#### TASK DETAILS:
Looking at the listing beneath, work out how many lines hold "this" and report only that figure.

#### RECORDS PROVIDED:
begin
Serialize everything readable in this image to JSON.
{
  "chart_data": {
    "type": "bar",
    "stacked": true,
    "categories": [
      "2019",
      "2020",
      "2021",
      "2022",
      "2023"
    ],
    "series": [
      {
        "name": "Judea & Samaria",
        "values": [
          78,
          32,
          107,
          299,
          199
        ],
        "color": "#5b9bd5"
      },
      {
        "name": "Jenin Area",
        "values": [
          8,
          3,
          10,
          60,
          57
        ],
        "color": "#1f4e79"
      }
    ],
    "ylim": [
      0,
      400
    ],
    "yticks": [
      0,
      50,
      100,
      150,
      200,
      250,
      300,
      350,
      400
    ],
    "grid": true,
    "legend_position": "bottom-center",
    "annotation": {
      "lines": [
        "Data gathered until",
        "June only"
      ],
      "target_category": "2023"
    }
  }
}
end
begin
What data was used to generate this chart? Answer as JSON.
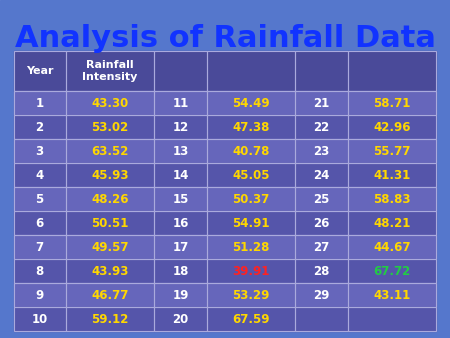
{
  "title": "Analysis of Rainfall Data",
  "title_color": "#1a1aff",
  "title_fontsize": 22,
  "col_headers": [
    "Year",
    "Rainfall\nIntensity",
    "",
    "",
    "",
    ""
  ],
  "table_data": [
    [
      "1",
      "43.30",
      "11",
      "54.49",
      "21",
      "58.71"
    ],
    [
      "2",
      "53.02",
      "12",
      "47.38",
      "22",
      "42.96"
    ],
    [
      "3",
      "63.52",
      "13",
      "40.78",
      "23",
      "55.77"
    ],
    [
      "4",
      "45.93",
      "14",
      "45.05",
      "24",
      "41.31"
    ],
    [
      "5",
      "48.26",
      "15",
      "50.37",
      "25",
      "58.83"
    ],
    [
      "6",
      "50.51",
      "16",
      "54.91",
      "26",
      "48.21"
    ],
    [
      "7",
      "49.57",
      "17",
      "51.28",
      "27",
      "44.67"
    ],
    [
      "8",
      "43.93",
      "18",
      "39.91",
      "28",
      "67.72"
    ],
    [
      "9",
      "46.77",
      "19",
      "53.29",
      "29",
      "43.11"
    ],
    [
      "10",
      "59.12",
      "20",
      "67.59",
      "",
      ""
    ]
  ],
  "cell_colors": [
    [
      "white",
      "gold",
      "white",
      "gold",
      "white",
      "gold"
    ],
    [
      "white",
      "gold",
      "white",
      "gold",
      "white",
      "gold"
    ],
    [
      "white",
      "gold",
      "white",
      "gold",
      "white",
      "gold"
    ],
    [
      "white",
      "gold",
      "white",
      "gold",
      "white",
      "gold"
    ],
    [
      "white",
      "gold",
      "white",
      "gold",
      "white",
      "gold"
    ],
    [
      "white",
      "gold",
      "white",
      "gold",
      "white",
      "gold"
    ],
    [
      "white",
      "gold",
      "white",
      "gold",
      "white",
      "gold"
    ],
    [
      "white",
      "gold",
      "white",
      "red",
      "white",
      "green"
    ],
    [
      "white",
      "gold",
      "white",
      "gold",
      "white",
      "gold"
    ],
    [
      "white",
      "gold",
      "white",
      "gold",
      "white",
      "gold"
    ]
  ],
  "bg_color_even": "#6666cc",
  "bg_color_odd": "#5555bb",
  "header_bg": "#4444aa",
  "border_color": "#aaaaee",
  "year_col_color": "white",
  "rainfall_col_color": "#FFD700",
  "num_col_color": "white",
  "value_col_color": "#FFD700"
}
end
#### EXERCISE RESULT:
2